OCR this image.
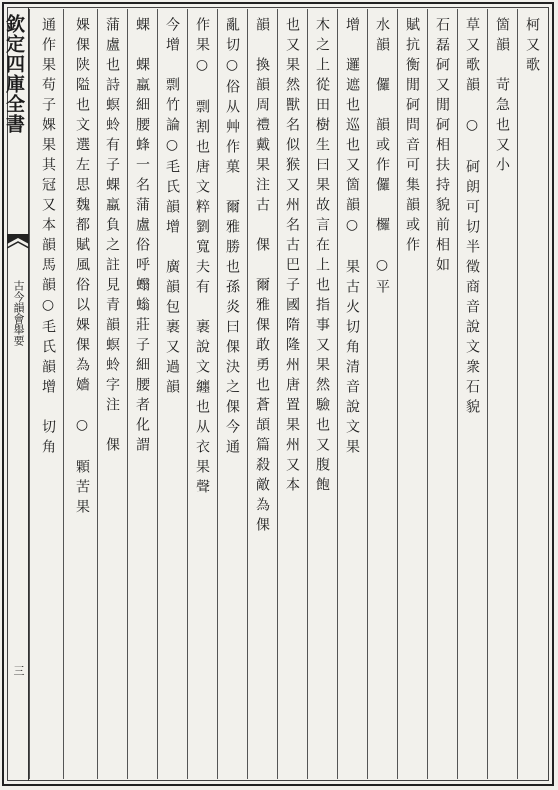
欽定四庫全書
古今韻會舉要
三
柯又歌
箇韻　苛急也又小
草又歌韻　○　砢朗可切半徵商音說文衆石貌
石磊砢又閒砢相扶持貌前相如
賦抗衡閒砢問音可集韻或作
水韻　儸　韻或作儸　欏　○平
增　邏遮也巡也又箇韻○　果古火切角清音說文果
木之上從田樹生曰果故言在上也指事又果然驗也又腹飽
也又果然獸名似猴又州名古巴子國隋隆州唐置果州又本
韻　換韻周禮戴果注古　倮　爾雅倮敢勇也蒼頡篇殺敵為倮
亂切○俗从艸作菓　爾雅勝也孫炎曰倮決之倮今通
作果○　剽割也唐文粹劉寬夫有　裹說文纏也从衣果聲
今增　剽竹論○毛氏韻增　廣韻包裹又過韻
蜾　蜾蠃細腰蜂一名蒲盧俗呼蠮螉莊子細腰者化謂
蒲盧也詩螟蛉有子蜾蠃負之註見青韻螟蛉字注　倮
婐倮陕隘也文選左思魏都賦風俗以婐倮為嬙　○　顆苦果
通作果苟子婐果其冠又本韻馬韻○毛氏韻增　切角
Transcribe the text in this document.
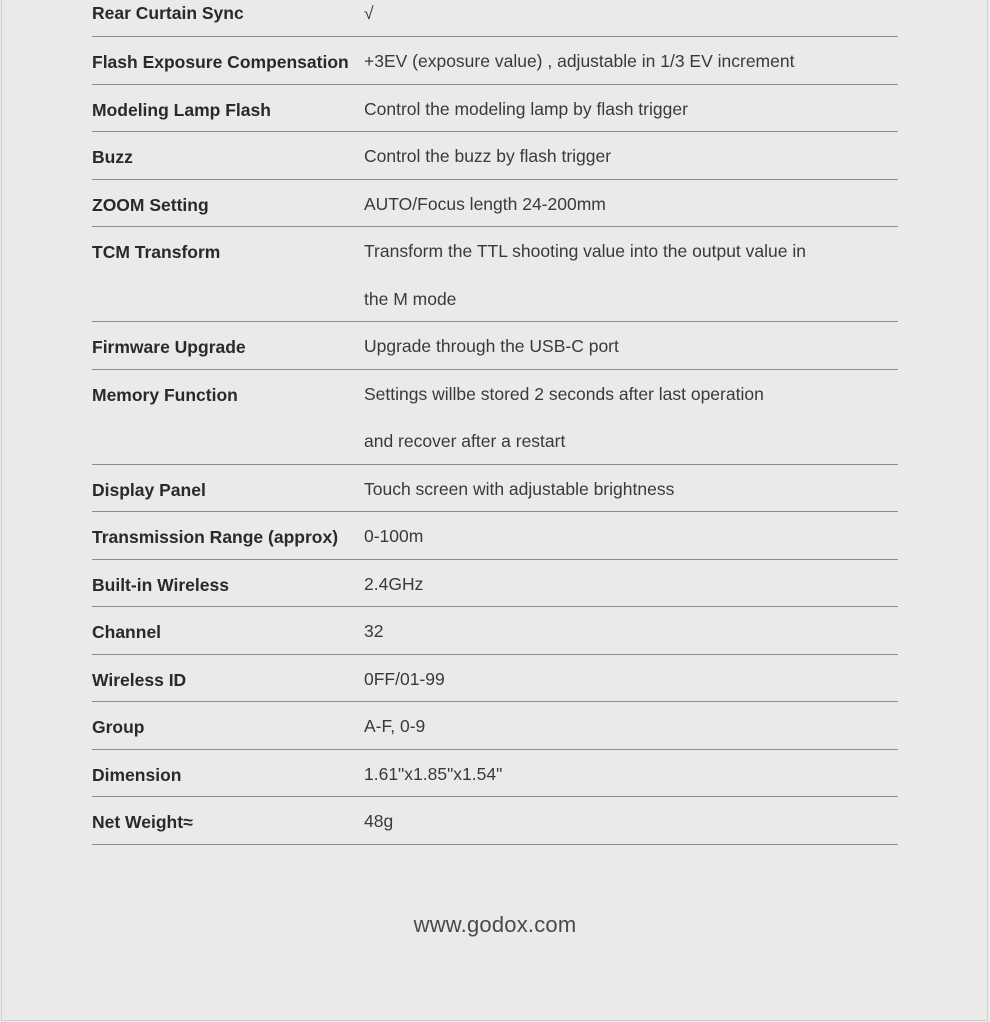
Rear Curtain Sync	√
Flash Exposure Compensation +3EV (exposure value) , adjustable in 1/3 EV increment
Modeling Lamp Flash	Control the modeling lamp by flash trigger
Buzz	Control the buzz by flash trigger
ZOOM Setting	AUTO/Focus length 24-200mm
TCM Transform	Transform the TTL shooting value into the output value in
the M mode
Firmware Upgrade	Upgrade through the USB-C port
Memory Function	Settings willbe stored 2 seconds after last operation
and recover after a restart
Display Panel	Touch screen with adjustable brightness
Transmission Range (approx)	0-100m
Built-in Wireless	2.4GHz
Channel	32
Wireless ID	0FF/01-99
Group	A-F, 0-9
Dimension	1.61"x1.85"x1.54"
Net Weight≈	48g
www.godox.com
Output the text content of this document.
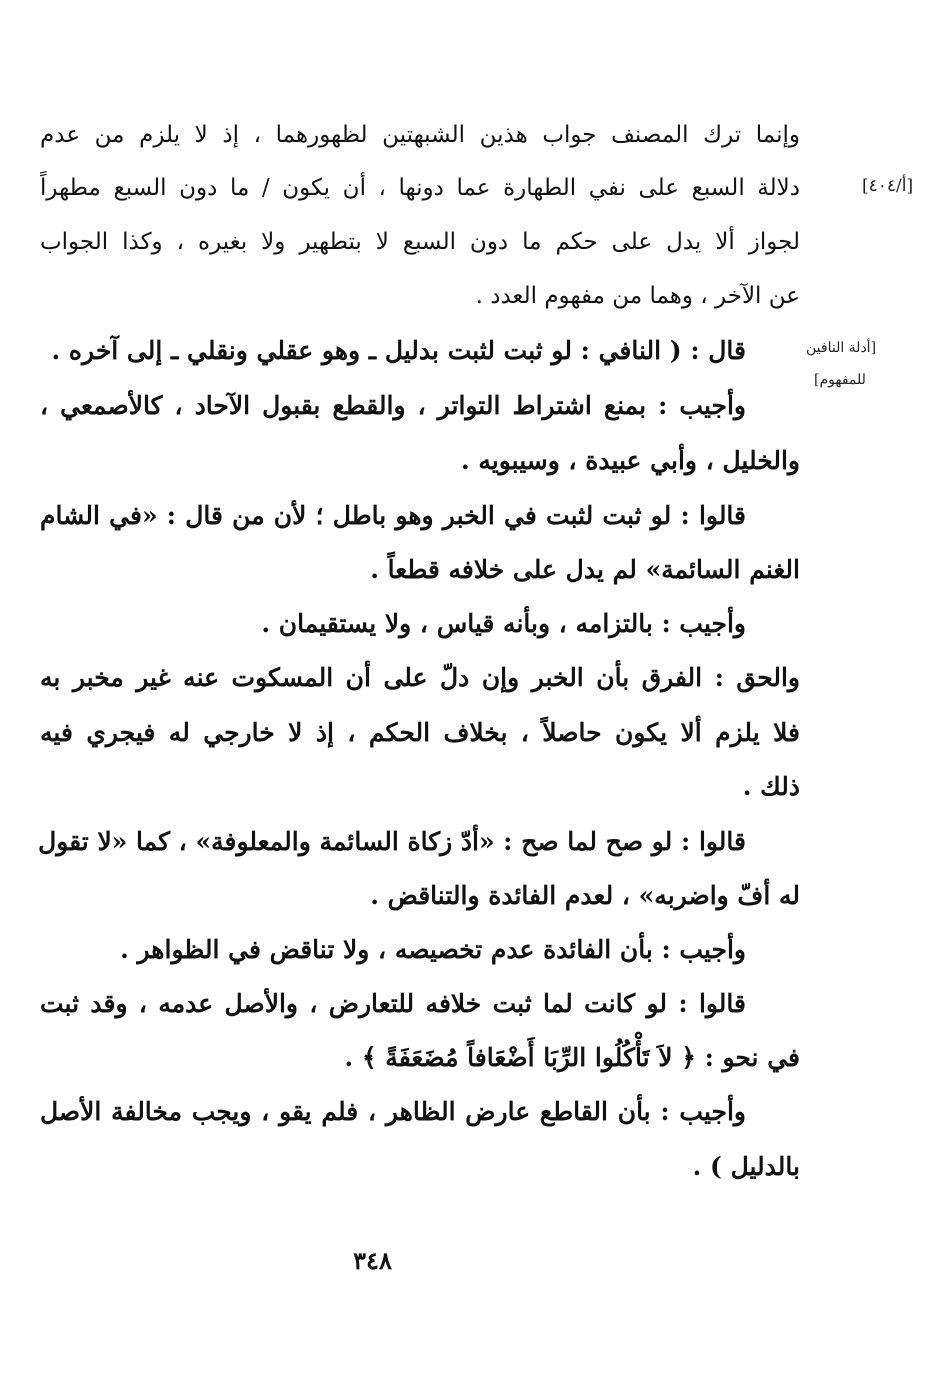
[أ/٤٠٤]
[أدلة النافين
للمفهوم]

وإنما ترك المصنف جواب هذين الشبهتين لظهورهما ، إذ لا يلزم من عدم

دلالة السبع على نفي الطهارة عما دونها ، أن يكون / ما دون السبع مطهراً

لجواز ألا يدل على حكم ما دون السبع لا بتطهير ولا بغيره ، وكذا الجواب

عن الآخر ، وهما من مفهوم العدد .

قال : ( النافي : لو ثبت لثبت بدليل ـ وهو عقلي ونقلي ـ إلى آخره .

وأجيب : بمنع اشتراط التواتر ، والقطع بقبول الآحاد ، كالأصمعي ،

والخليل ، وأبي عبيدة ، وسيبويه .

قالوا : لو ثبت لثبت في الخبر وهو باطل ؛ لأن من قال : «في الشام

الغنم السائمة» لم يدل على خلافه قطعاً .

وأجيب : بالتزامه ، وبأنه قياس ، ولا يستقيمان .

والحق : الفرق بأن الخبر وإن دلّ على أن المسكوت عنه غير مخبر به

فلا يلزم ألا يكون حاصلاً ، بخلاف الحكم ، إذ لا خارجي له فيجري فيه

ذلك .

قالوا : لو صح لما صح : «أدّ زكاة السائمة والمعلوفة» ، كما «لا تقول

له أفّ واضربه» ، لعدم الفائدة والتناقض .

وأجيب : بأن الفائدة عدم تخصيصه ، ولا تناقض في الظواهر .

قالوا : لو كانت لما ثبت خلافه للتعارض ، والأصل عدمه ، وقد ثبت

في نحو : ﴿ لاَ تَأْكُلُوا الرِّبَا أَضْعَافاً مُضَعَفَةً ﴾ .

وأجيب : بأن القاطع عارض الظاهر ، فلم يقو ، ويجب مخالفة الأصل

بالدليل ) .

٣٤٨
--
### GIVEN INSTRUCTION
Every entry must be reproduced exactly, with the images left out.

### FINAL RESULT
OCR this image.
欽定四庫全書
古今韻會舉要
三
柯又歌
箇韻　苛急也又小
草又歌韻　○　砢朗可切半徵商音說文衆石貌
石磊砢又閒砢相扶持貌前相如
賦抗衡閒砢問音可集韻或作
水韻　儸　韻或作儸　欏　○平
增　邏遮也巡也又箇韻○　果古火切角清音說文果
木之上從田樹生曰果故言在上也指事又果然驗也又腹飽
也又果然獸名似猴又州名古巴子國隋隆州唐置果州又本
韻　換韻周禮戴果注古　倮　爾雅倮敢勇也蒼頡篇殺敵為倮
亂切○俗从艸作菓　爾雅勝也孫炎曰倮決之倮今通
作果○　剽割也唐文粹劉寬夫有　裹說文纏也从衣果聲
今增　剽竹論○毛氏韻增　廣韻包裹又過韻
蜾　蜾蠃細腰蜂一名蒲盧俗呼蠮螉莊子細腰者化謂
蒲盧也詩螟蛉有子蜾蠃負之註見青韻螟蛉字注　倮
婐倮陕隘也文選左思魏都賦風俗以婐倮為嬙　○　顆苦果
通作果苟子婐果其冠又本韻馬韻○毛氏韻增　切角
Transcribe the text in this document.
Rear Curtain Sync	√
Flash Exposure Compensation +3EV (exposure value) , adjustable in 1/3 EV increment
Modeling Lamp Flash	Control the modeling lamp by flash trigger
Buzz	Control the buzz by flash trigger
ZOOM Setting	AUTO/Focus length 24-200mm
TCM Transform	Transform the TTL shooting value into the output value in
the M mode
Firmware Upgrade	Upgrade through the USB-C port
Memory Function	Settings willbe stored 2 seconds after last operation
and recover after a restart
Display Panel	Touch screen with adjustable brightness
Transmission Range (approx)	0-100m
Built-in Wireless	2.4GHz
Channel	32
Wireless ID	0FF/01-99
Group	A-F, 0-9
Dimension	1.61"x1.85"x1.54"
Net Weight≈	48g
www.godox.com
Output the text content of this document.
[أ/٤٠٤]
[أدلة النافين
للمفهوم]

وإنما ترك المصنف جواب هذين الشبهتين لظهورهما ، إذ لا يلزم من عدم

دلالة السبع على نفي الطهارة عما دونها ، أن يكون / ما دون السبع مطهراً

لجواز ألا يدل على حكم ما دون السبع لا بتطهير ولا بغيره ، وكذا الجواب

عن الآخر ، وهما من مفهوم العدد .

قال : ( النافي : لو ثبت لثبت بدليل ـ وهو عقلي ونقلي ـ إلى آخره .

وأجيب : بمنع اشتراط التواتر ، والقطع بقبول الآحاد ، كالأصمعي ،

والخليل ، وأبي عبيدة ، وسيبويه .

قالوا : لو ثبت لثبت في الخبر وهو باطل ؛ لأن من قال : «في الشام

الغنم السائمة» لم يدل على خلافه قطعاً .

وأجيب : بالتزامه ، وبأنه قياس ، ولا يستقيمان .

والحق : الفرق بأن الخبر وإن دلّ على أن المسكوت عنه غير مخبر به

فلا يلزم ألا يكون حاصلاً ، بخلاف الحكم ، إذ لا خارجي له فيجري فيه

ذلك .

قالوا : لو صح لما صح : «أدّ زكاة السائمة والمعلوفة» ، كما «لا تقول

له أفّ واضربه» ، لعدم الفائدة والتناقض .

وأجيب : بأن الفائدة عدم تخصيصه ، ولا تناقض في الظواهر .

قالوا : لو كانت لما ثبت خلافه للتعارض ، والأصل عدمه ، وقد ثبت

في نحو : ﴿ لاَ تَأْكُلُوا الرِّبَا أَضْعَافاً مُضَعَفَةً ﴾ .

وأجيب : بأن القاطع عارض الظاهر ، فلم يقو ، ويجب مخالفة الأصل

بالدليل ) .

٣٤٨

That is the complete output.